DIRECTIVE: Repeat the material below word for word and leave out all pictures.

[Some records]
-*-*-

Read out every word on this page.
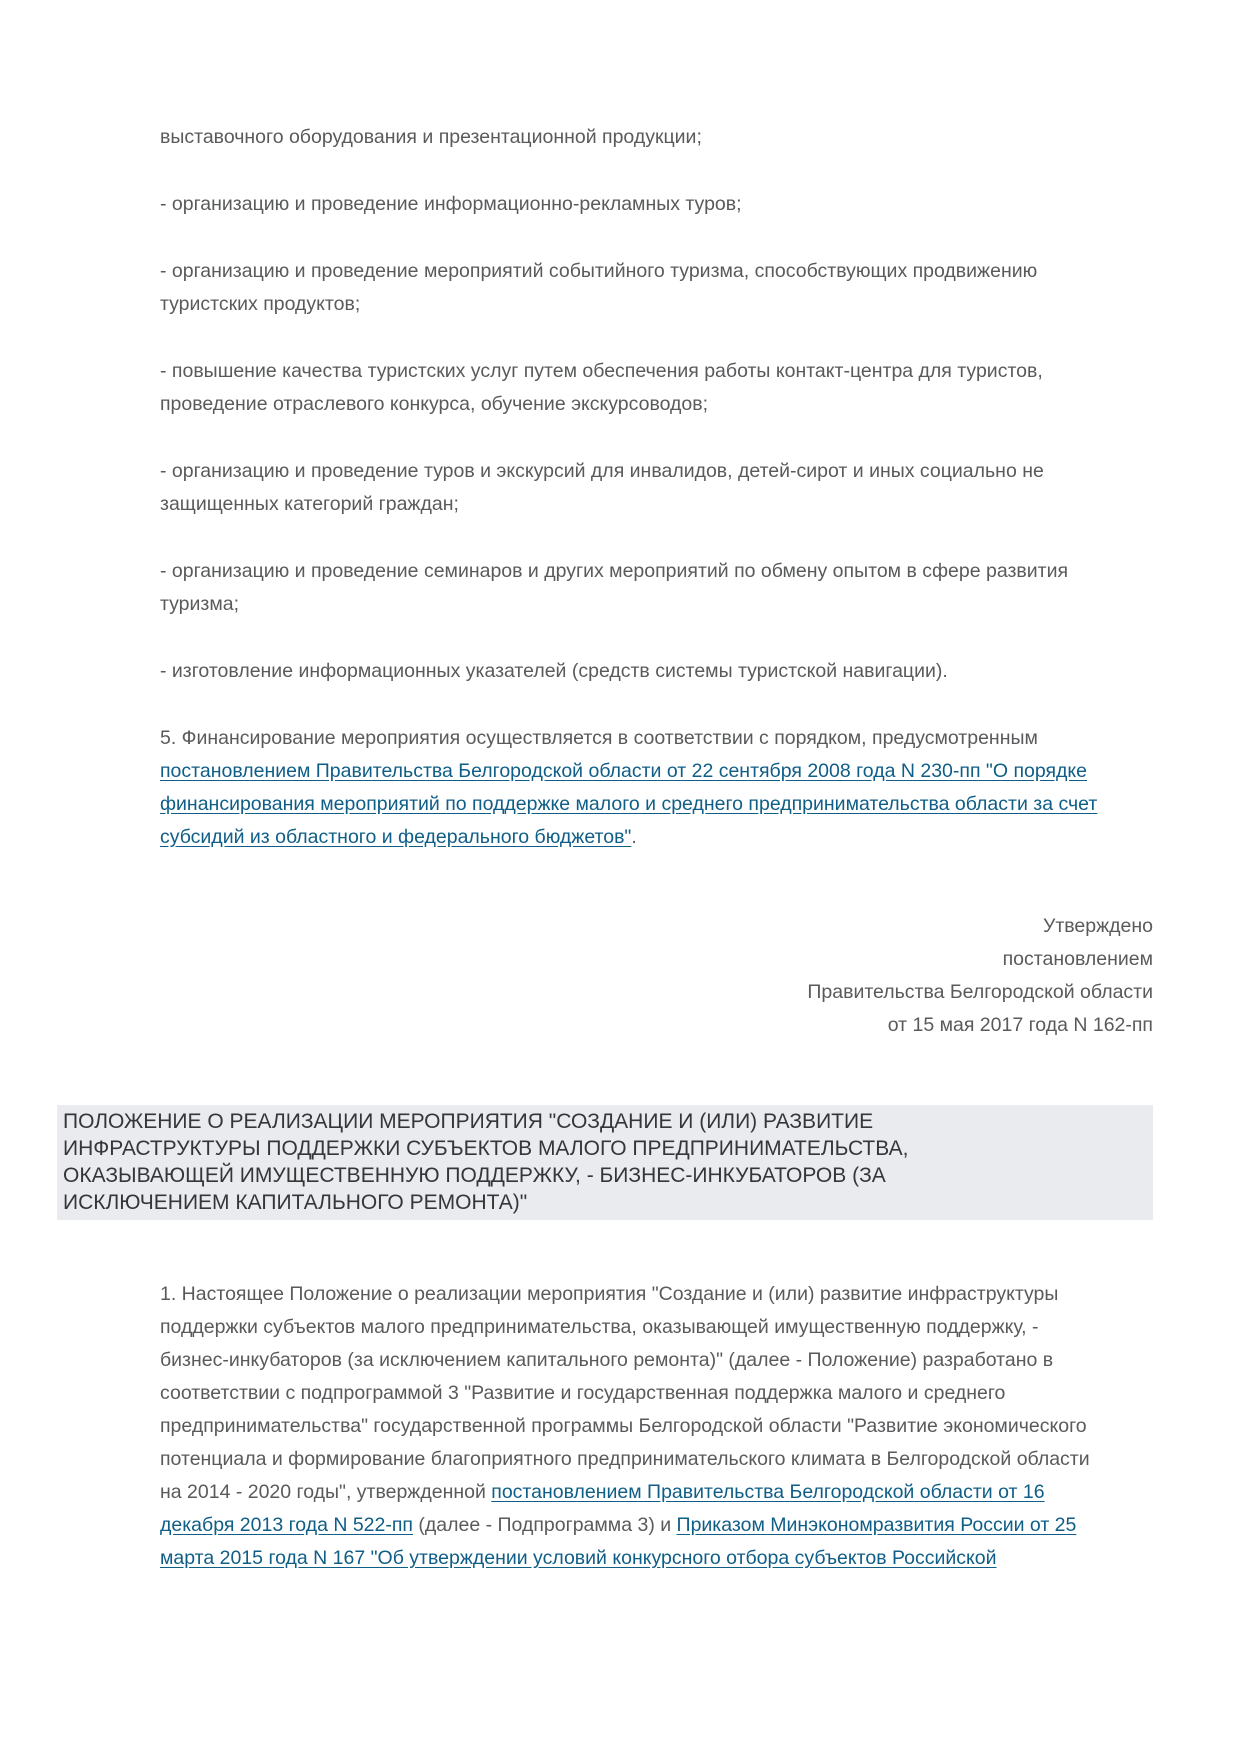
выставочного оборудования и презентационной продукции;

- организацию и проведение информационно-рекламных туров;

- организацию и проведение мероприятий событийного туризма, способствующих продвижению туристских продуктов;

- повышение качества туристских услуг путем обеспечения работы контакт-центра для туристов, проведение отраслевого конкурса, обучение экскурсоводов;

- организацию и проведение туров и экскурсий для инвалидов, детей-сирот и иных социально не защищенных категорий граждан;

- организацию и проведение семинаров и других мероприятий по обмену опытом в сфере развития туризма;

- изготовление информационных указателей (средств системы туристской навигации).

5. Финансирование мероприятия осуществляется в соответствии с порядком, предусмотренным постановлением Правительства Белгородской области от 22 сентября 2008 года N 230-пп "О порядке финансирования мероприятий по поддержке малого и среднего предпринимательства области за счет субсидий из областного и федерального бюджетов".

Утверждено
постановлением
Правительства Белгородской области
от 15 мая 2017 года N 162-пп
ПОЛОЖЕНИЕ О РЕАЛИЗАЦИИ МЕРОПРИЯТИЯ "СОЗДАНИЕ И (ИЛИ) РАЗВИТИЕ
ИНФРАСТРУКТУРЫ ПОДДЕРЖКИ СУБЪЕКТОВ МАЛОГО ПРЕДПРИНИМАТЕЛЬСТВА,
ОКАЗЫВАЮЩЕЙ ИМУЩЕСТВЕННУЮ ПОДДЕРЖКУ, - БИЗНЕС-ИНКУБАТОРОВ (ЗА
ИСКЛЮЧЕНИЕМ КАПИТАЛЬНОГО РЕМОНТА)"

1. Настоящее Положение о реализации мероприятия "Создание и (или) развитие инфраструктуры поддержки субъектов малого предпринимательства, оказывающей имущественную поддержку, - бизнес-инкубаторов (за исключением капитального ремонта)" (далее - Положение) разработано в соответствии с подпрограммой 3 "Развитие и государственная поддержка малого и среднего предпринимательства" государственной программы Белгородской области "Развитие экономического потенциала и формирование благоприятного предпринимательского климата в Белгородской области на 2014 - 2020 годы", утвержденной постановлением Правительства Белгородской области от 16 декабря 2013 года N 522-пп (далее - Подпрограмма 3) и Приказом Минэкономразвития России от 25 марта 2015 года N 167 "Об утверждении условий конкурсного отбора субъектов Российской
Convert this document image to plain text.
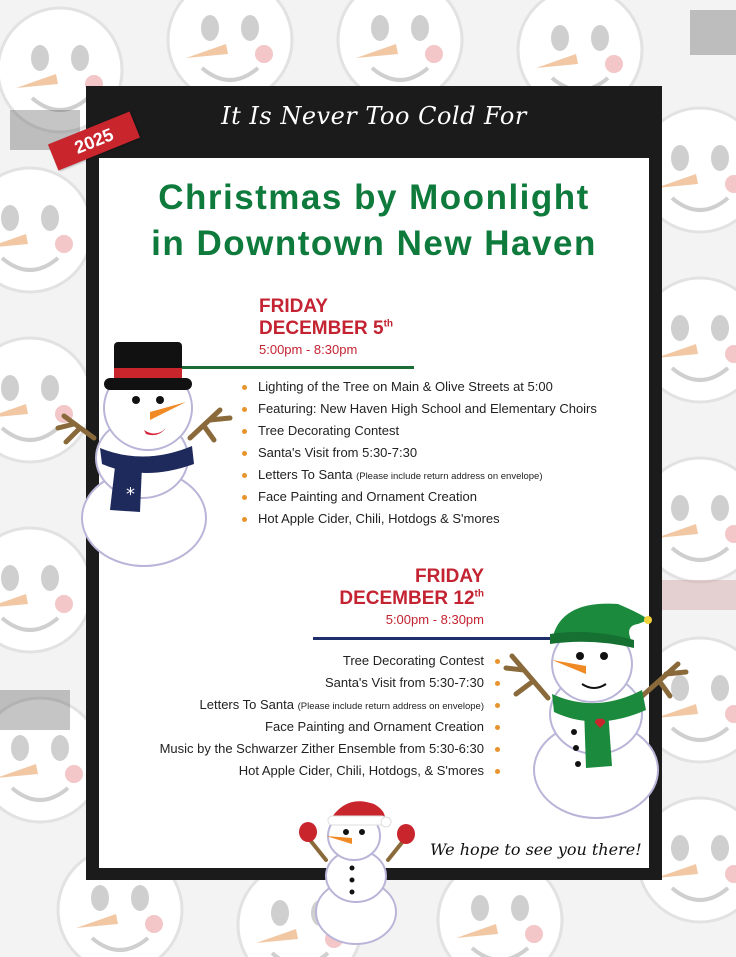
It Is Never Too Cold For
2025
Christmas by Moonlight
in Downtown New Haven
FRIDAY
DECEMBER 5th
5:00pm - 8:30pm
Lighting of the Tree on Main & Olive Streets at 5:00
Featuring: New Haven High School and Elementary Choirs
Tree Decorating Contest
Santa's Visit from 5:30-7:30
Letters To Santa (Please include return address on envelope)
Face Painting and Ornament Creation
Hot Apple Cider, Chili, Hotdogs & S'mores
FRIDAY
DECEMBER 12th
5:00pm - 8:30pm
Tree Decorating Contest
Santa's Visit from 5:30-7:30
Letters To Santa (Please include return address on envelope)
Face Painting and Ornament Creation
Music by the Schwarzer Zither Ensemble from 5:30-6:30
Hot Apple Cider, Chili, Hotdogs, & S'mores
We hope to see you there!
*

-*-*-

RESULT FOR THIS TASK:
Read out every word on this page.
выставочного оборудования и презентационной продукции;

- организацию и проведение информационно-рекламных туров;

- организацию и проведение мероприятий событийного туризма, способствующих продвижению туристских продуктов;

- повышение качества туристских услуг путем обеспечения работы контакт-центра для туристов, проведение отраслевого конкурса, обучение экскурсоводов;

- организацию и проведение туров и экскурсий для инвалидов, детей-сирот и иных социально не защищенных категорий граждан;

- организацию и проведение семинаров и других мероприятий по обмену опытом в сфере развития туризма;

- изготовление информационных указателей (средств системы туристской навигации).

5. Финансирование мероприятия осуществляется в соответствии с порядком, предусмотренным постановлением Правительства Белгородской области от 22 сентября 2008 года N 230-пп "О порядке финансирования мероприятий по поддержке малого и среднего предпринимательства области за счет субсидий из областного и федерального бюджетов".

Утверждено
постановлением
Правительства Белгородской области
от 15 мая 2017 года N 162-пп
ПОЛОЖЕНИЕ О РЕАЛИЗАЦИИ МЕРОПРИЯТИЯ "СОЗДАНИЕ И (ИЛИ) РАЗВИТИЕ
ИНФРАСТРУКТУРЫ ПОДДЕРЖКИ СУБЪЕКТОВ МАЛОГО ПРЕДПРИНИМАТЕЛЬСТВА,
ОКАЗЫВАЮЩЕЙ ИМУЩЕСТВЕННУЮ ПОДДЕРЖКУ, - БИЗНЕС-ИНКУБАТОРОВ (ЗА
ИСКЛЮЧЕНИЕМ КАПИТАЛЬНОГО РЕМОНТА)"

1. Настоящее Положение о реализации мероприятия "Создание и (или) развитие инфраструктуры поддержки субъектов малого предпринимательства, оказывающей имущественную поддержку, - бизнес-инкубаторов (за исключением капитального ремонта)" (далее - Положение) разработано в соответствии с подпрограммой 3 "Развитие и государственная поддержка малого и среднего предпринимательства" государственной программы Белгородской области "Развитие экономического потенциала и формирование благоприятного предпринимательского климата в Белгородской области на 2014 - 2020 годы", утвержденной постановлением Правительства Белгородской области от 16 декабря 2013 года N 522-пп (далее - Подпрограмма 3) и Приказом Минэкономразвития России от 25 марта 2015 года N 167 "Об утверждении условий конкурсного отбора субъектов Российской
Convert this document image to plain text.
It Is Never Too Cold For
2025
Christmas by Moonlight
in Downtown New Haven
FRIDAY
DECEMBER 5th
5:00pm - 8:30pm
Lighting of the Tree on Main & Olive Streets at 5:00
Featuring: New Haven High School and Elementary Choirs
Tree Decorating Contest
Santa's Visit from 5:30-7:30
Letters To Santa (Please include return address on envelope)
Face Painting and Ornament Creation
Hot Apple Cider, Chili, Hotdogs & S'mores
FRIDAY
DECEMBER 12th
5:00pm - 8:30pm
Tree Decorating Contest
Santa's Visit from 5:30-7:30
Letters To Santa (Please include return address on envelope)
Face Painting and Ornament Creation
Music by the Schwarzer Zither Ensemble from 5:30-6:30
Hot Apple Cider, Chili, Hotdogs, & S'mores
We hope to see you there!
*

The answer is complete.